#### WRITTEN TASK
Write out all the data again, exactly as it stands.

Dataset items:

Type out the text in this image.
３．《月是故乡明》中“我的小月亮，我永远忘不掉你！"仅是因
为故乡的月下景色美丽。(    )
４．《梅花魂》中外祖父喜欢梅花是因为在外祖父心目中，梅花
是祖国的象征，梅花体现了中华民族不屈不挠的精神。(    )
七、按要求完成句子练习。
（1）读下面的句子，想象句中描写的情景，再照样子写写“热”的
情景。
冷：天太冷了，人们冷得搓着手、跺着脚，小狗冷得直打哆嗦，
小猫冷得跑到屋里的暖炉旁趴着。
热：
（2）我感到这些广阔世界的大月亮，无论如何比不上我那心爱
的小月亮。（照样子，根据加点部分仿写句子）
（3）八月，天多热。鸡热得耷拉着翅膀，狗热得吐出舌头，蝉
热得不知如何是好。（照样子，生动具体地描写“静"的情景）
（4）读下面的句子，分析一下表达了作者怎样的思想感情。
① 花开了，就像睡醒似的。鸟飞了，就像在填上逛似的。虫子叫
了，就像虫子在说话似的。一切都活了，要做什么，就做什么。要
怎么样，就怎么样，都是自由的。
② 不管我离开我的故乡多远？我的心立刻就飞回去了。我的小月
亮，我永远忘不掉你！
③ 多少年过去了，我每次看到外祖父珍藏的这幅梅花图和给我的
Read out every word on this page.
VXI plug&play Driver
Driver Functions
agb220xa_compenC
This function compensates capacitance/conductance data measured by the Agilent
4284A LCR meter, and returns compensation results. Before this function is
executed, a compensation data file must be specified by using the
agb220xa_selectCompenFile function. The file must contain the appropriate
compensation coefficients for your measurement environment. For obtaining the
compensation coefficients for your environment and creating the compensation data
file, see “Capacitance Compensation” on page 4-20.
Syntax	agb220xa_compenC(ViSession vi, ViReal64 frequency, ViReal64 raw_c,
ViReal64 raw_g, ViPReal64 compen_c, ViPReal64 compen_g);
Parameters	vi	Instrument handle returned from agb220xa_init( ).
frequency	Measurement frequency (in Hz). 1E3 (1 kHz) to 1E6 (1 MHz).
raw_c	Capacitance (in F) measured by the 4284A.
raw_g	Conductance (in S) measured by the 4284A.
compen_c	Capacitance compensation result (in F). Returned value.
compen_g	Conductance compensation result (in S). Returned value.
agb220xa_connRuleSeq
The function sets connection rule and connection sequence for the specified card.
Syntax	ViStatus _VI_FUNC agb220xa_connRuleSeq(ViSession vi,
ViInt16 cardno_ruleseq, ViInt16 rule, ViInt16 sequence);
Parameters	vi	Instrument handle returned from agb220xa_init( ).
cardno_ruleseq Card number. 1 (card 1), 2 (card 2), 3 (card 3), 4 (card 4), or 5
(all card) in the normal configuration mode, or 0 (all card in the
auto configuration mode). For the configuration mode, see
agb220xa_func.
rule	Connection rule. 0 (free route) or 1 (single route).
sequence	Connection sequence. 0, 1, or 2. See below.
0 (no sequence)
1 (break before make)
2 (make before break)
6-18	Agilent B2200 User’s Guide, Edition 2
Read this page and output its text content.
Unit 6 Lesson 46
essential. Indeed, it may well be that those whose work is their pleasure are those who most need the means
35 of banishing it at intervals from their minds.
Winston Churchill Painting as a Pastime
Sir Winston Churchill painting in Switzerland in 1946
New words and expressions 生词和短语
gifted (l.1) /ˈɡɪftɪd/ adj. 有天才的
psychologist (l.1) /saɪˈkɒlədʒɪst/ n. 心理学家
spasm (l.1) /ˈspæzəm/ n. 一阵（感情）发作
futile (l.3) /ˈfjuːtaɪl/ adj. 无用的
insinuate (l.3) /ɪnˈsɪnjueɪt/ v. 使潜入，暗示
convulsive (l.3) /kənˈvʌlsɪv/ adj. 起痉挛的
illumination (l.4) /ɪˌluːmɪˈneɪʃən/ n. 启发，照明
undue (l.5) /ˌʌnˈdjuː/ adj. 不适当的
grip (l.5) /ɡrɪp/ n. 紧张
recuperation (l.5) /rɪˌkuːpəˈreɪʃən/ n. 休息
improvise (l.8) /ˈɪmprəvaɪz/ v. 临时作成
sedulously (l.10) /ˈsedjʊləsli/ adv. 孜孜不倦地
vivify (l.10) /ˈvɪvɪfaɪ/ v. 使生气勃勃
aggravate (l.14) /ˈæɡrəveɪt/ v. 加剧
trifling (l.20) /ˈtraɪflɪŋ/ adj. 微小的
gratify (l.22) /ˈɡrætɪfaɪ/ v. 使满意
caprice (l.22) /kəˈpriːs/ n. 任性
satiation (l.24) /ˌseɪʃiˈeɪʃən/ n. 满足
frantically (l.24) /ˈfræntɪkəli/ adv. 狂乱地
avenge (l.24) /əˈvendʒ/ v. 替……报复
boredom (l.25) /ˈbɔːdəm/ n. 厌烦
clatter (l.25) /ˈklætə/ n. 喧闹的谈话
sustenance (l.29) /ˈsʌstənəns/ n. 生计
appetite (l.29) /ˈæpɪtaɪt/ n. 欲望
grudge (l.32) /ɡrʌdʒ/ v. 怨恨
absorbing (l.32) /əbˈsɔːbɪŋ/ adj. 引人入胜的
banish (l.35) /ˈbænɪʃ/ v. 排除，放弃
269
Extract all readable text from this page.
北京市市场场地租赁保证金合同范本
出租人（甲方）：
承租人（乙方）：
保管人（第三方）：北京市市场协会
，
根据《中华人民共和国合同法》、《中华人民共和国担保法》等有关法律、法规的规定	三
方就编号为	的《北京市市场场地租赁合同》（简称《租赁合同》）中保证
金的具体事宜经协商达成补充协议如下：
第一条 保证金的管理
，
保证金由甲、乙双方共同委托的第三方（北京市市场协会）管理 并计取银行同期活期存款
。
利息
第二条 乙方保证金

#### ANSWER TO THIS PROBLEM
Type out the text in this image.
３．《月是故乡明》中“我的小月亮，我永远忘不掉你！"仅是因
为故乡的月下景色美丽。(    )
４．《梅花魂》中外祖父喜欢梅花是因为在外祖父心目中，梅花
是祖国的象征，梅花体现了中华民族不屈不挠的精神。(    )
七、按要求完成句子练习。
（1）读下面的句子，想象句中描写的情景，再照样子写写“热”的
情景。
冷：天太冷了，人们冷得搓着手、跺着脚，小狗冷得直打哆嗦，
小猫冷得跑到屋里的暖炉旁趴着。
热：
（2）我感到这些广阔世界的大月亮，无论如何比不上我那心爱
的小月亮。（照样子，根据加点部分仿写句子）
（3）八月，天多热。鸡热得耷拉着翅膀，狗热得吐出舌头，蝉
热得不知如何是好。（照样子，生动具体地描写“静"的情景）
（4）读下面的句子，分析一下表达了作者怎样的思想感情。
① 花开了，就像睡醒似的。鸟飞了，就像在填上逛似的。虫子叫
了，就像虫子在说话似的。一切都活了，要做什么，就做什么。要
怎么样，就怎么样，都是自由的。
② 不管我离开我的故乡多远？我的心立刻就飞回去了。我的小月
亮，我永远忘不掉你！
③ 多少年过去了，我每次看到外祖父珍藏的这幅梅花图和给我的
Read out every word on this page.
VXI plug&play Driver
Driver Functions
agb220xa_compenC
This function compensates capacitance/conductance data measured by the Agilent
4284A LCR meter, and returns compensation results. Before this function is
executed, a compensation data file must be specified by using the
agb220xa_selectCompenFile function. The file must contain the appropriate
compensation coefficients for your measurement environment. For obtaining the
compensation coefficients for your environment and creating the compensation data
file, see “Capacitance Compensation” on page 4-20.
Syntax	agb220xa_compenC(ViSession vi, ViReal64 frequency, ViReal64 raw_c,
ViReal64 raw_g, ViPReal64 compen_c, ViPReal64 compen_g);
Parameters	vi	Instrument handle returned from agb220xa_init( ).
frequency	Measurement frequency (in Hz). 1E3 (1 kHz) to 1E6 (1 MHz).
raw_c	Capacitance (in F) measured by the 4284A.
raw_g	Conductance (in S) measured by the 4284A.
compen_c	Capacitance compensation result (in F). Returned value.
compen_g	Conductance compensation result (in S). Returned value.
agb220xa_connRuleSeq
The function sets connection rule and connection sequence for the specified card.
Syntax	ViStatus _VI_FUNC agb220xa_connRuleSeq(ViSession vi,
ViInt16 cardno_ruleseq, ViInt16 rule, ViInt16 sequence);
Parameters	vi	Instrument handle returned from agb220xa_init( ).
cardno_ruleseq Card number. 1 (card 1), 2 (card 2), 3 (card 3), 4 (card 4), or 5
(all card) in the normal configuration mode, or 0 (all card in the
auto configuration mode). For the configuration mode, see
agb220xa_func.
rule	Connection rule. 0 (free route) or 1 (single route).
sequence	Connection sequence. 0, 1, or 2. See below.
0 (no sequence)
1 (break before make)
2 (make before break)
6-18	Agilent B2200 User’s Guide, Edition 2
Read this page and output its text content.
Unit 6 Lesson 46
essential. Indeed, it may well be that those whose work is their pleasure are those who most need the means
35 of banishing it at intervals from their minds.
Winston Churchill Painting as a Pastime
Sir Winston Churchill painting in Switzerland in 1946
New words and expressions 生词和短语
gifted (l.1) /ˈɡɪftɪd/ adj. 有天才的
psychologist (l.1) /saɪˈkɒlədʒɪst/ n. 心理学家
spasm (l.1) /ˈspæzəm/ n. 一阵（感情）发作
futile (l.3) /ˈfjuːtaɪl/ adj. 无用的
insinuate (l.3) /ɪnˈsɪnjueɪt/ v. 使潜入，暗示
convulsive (l.3) /kənˈvʌlsɪv/ adj. 起痉挛的
illumination (l.4) /ɪˌluːmɪˈneɪʃən/ n. 启发，照明
undue (l.5) /ˌʌnˈdjuː/ adj. 不适当的
grip (l.5) /ɡrɪp/ n. 紧张
recuperation (l.5) /rɪˌkuːpəˈreɪʃən/ n. 休息
improvise (l.8) /ˈɪmprəvaɪz/ v. 临时作成
sedulously (l.10) /ˈsedjʊləsli/ adv. 孜孜不倦地
vivify (l.10) /ˈvɪvɪfaɪ/ v. 使生气勃勃
aggravate (l.14) /ˈæɡrəveɪt/ v. 加剧
trifling (l.20) /ˈtraɪflɪŋ/ adj. 微小的
gratify (l.22) /ˈɡrætɪfaɪ/ v. 使满意
caprice (l.22) /kəˈpriːs/ n. 任性
satiation (l.24) /ˌseɪʃiˈeɪʃən/ n. 满足
frantically (l.24) /ˈfræntɪkəli/ adv. 狂乱地
avenge (l.24) /əˈvendʒ/ v. 替……报复
boredom (l.25) /ˈbɔːdəm/ n. 厌烦
clatter (l.25) /ˈklætə/ n. 喧闹的谈话
sustenance (l.29) /ˈsʌstənəns/ n. 生计
appetite (l.29) /ˈæpɪtaɪt/ n. 欲望
grudge (l.32) /ɡrʌdʒ/ v. 怨恨
absorbing (l.32) /əbˈsɔːbɪŋ/ adj. 引人入胜的
banish (l.35) /ˈbænɪʃ/ v. 排除，放弃
269
Extract all readable text from this page.
北京市市场场地租赁保证金合同范本
出租人（甲方）：
承租人（乙方）：
保管人（第三方）：北京市市场协会
，
根据《中华人民共和国合同法》、《中华人民共和国担保法》等有关法律、法规的规定	三
方就编号为	的《北京市市场场地租赁合同》（简称《租赁合同》）中保证
金的具体事宜经协商达成补充协议如下：
第一条 保证金的管理
，
保证金由甲、乙双方共同委托的第三方（北京市市场协会）管理 并计取银行同期活期存款
。
利息
第二条 乙方保证金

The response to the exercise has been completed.